— begin Input rows —

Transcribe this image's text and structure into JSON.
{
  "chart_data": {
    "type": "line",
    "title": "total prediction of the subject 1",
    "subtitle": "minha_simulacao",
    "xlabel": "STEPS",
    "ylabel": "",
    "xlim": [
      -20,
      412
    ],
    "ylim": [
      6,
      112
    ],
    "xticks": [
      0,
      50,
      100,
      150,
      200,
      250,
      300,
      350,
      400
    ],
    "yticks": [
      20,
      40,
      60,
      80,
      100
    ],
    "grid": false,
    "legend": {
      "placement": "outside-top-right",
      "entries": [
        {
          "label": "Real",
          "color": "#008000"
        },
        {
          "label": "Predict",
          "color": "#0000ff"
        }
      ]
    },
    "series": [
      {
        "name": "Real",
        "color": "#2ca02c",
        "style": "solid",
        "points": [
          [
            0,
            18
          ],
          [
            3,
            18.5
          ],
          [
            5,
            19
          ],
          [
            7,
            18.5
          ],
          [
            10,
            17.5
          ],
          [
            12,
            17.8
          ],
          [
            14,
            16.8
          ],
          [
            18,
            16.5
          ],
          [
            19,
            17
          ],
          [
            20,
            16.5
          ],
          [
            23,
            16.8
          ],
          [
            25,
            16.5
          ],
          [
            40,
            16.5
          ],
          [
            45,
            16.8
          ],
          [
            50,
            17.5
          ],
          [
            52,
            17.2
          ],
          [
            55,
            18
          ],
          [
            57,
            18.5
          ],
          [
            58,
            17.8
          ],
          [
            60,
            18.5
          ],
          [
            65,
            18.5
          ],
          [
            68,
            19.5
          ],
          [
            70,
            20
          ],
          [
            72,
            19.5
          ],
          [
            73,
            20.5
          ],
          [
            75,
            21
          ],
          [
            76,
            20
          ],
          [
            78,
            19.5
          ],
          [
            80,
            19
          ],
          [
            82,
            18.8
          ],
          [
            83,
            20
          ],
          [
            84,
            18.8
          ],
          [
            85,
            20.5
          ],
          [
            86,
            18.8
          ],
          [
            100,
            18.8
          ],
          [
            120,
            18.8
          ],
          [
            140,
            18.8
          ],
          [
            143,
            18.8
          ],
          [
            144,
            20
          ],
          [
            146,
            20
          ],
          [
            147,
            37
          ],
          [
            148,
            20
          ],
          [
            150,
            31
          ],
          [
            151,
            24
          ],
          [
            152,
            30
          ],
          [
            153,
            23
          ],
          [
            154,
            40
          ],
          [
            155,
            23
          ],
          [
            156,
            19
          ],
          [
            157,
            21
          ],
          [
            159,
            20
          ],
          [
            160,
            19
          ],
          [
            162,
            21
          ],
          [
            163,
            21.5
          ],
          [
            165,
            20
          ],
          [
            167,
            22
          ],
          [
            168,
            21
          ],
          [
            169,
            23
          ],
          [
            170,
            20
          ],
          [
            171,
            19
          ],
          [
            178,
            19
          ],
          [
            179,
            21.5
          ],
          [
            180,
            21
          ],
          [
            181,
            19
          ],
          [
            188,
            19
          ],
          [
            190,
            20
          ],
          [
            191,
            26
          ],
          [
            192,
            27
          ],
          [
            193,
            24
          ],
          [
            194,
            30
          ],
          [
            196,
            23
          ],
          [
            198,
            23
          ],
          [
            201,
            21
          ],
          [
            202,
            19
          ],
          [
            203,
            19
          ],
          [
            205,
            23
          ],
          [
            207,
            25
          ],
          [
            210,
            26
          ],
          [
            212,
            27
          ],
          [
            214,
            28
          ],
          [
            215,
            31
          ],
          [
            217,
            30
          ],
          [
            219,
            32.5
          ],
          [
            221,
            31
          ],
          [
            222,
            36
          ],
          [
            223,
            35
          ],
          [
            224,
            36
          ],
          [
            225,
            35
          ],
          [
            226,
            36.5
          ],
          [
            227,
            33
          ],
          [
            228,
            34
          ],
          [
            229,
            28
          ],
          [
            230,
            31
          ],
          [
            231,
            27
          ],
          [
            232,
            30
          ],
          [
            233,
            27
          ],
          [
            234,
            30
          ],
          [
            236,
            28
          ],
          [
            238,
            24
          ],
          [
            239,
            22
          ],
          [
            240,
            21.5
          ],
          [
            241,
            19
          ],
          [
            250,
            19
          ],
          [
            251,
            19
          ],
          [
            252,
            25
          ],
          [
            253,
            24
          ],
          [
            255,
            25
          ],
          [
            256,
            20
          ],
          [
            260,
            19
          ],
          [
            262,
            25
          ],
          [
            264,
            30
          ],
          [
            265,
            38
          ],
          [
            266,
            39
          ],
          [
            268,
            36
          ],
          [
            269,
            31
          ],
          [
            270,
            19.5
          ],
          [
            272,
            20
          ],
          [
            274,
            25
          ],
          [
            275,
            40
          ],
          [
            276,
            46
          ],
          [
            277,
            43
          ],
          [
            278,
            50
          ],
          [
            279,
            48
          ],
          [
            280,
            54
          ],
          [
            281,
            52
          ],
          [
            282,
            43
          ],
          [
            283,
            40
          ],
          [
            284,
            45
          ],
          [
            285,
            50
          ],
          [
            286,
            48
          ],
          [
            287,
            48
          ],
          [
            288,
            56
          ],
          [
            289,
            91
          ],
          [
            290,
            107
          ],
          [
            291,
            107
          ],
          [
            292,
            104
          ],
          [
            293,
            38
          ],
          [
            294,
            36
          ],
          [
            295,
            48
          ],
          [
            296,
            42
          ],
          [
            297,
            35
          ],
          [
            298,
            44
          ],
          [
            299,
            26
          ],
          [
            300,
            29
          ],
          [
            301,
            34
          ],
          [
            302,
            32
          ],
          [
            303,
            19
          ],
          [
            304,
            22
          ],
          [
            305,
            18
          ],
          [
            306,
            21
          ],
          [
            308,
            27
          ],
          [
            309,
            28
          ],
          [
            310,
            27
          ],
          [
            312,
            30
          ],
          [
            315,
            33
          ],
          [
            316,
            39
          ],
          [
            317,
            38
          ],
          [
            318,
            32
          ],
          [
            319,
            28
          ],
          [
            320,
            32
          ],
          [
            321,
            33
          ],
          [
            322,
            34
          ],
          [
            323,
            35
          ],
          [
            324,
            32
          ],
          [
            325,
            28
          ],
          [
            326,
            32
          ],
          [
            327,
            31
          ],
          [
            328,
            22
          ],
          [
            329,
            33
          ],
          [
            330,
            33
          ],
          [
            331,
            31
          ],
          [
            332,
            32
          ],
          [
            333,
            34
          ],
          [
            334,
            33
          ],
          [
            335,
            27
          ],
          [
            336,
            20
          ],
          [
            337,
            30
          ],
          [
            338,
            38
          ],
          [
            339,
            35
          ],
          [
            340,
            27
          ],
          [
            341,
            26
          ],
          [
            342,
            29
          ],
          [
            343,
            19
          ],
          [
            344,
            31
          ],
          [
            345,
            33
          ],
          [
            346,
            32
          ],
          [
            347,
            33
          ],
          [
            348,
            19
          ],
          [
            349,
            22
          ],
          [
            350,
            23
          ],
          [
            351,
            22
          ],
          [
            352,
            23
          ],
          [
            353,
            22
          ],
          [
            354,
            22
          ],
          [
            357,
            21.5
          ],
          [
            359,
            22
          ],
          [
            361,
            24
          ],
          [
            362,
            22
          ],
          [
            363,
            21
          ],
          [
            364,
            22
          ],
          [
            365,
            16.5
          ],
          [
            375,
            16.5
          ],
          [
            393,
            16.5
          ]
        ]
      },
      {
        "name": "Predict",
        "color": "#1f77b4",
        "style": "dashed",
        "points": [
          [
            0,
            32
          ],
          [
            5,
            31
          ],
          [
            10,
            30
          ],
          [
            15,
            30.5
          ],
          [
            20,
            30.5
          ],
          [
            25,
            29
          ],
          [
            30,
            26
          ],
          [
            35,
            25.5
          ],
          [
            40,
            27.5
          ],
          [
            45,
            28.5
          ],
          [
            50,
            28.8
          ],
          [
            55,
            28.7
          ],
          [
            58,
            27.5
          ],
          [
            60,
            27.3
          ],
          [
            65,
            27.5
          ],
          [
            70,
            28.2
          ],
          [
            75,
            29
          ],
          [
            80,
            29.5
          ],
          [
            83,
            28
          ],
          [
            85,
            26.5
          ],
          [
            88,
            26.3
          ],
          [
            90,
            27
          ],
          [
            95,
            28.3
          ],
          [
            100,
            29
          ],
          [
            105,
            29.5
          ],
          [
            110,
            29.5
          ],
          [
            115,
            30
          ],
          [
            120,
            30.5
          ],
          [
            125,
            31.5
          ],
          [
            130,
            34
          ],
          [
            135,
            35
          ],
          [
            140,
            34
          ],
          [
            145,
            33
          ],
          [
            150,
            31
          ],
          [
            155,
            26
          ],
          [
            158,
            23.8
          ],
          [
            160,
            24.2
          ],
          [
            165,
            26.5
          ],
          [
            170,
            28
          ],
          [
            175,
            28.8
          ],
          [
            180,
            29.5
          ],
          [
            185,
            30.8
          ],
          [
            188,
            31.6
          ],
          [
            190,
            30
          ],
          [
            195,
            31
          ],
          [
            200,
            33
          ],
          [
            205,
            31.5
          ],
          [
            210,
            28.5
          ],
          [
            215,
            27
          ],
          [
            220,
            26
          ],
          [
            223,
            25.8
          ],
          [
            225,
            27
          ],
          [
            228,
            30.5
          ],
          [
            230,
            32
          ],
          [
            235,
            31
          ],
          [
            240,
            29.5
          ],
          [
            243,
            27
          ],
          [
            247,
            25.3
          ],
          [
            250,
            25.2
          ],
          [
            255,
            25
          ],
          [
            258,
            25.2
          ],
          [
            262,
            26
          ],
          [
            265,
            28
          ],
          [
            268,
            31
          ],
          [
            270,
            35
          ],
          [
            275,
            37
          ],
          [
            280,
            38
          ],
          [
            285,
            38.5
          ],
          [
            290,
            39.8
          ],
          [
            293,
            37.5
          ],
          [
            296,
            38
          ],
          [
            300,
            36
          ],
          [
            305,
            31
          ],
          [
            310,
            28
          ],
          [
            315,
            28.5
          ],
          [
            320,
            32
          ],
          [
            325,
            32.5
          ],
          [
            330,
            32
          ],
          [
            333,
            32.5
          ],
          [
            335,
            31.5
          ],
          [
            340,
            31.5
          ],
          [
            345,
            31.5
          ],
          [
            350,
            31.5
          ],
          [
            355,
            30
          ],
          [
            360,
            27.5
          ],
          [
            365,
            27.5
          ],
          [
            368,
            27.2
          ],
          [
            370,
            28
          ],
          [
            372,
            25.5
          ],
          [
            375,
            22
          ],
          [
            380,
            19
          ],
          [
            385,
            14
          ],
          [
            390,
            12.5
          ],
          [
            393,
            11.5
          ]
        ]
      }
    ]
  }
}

— end Input rows —

## The problem
Of the lines above, copy each that contains "color".

## Task answer
          "color": "#008000"
          "color": "#0000ff"
        "color": "#2ca02c",
        "color": "#1f77b4",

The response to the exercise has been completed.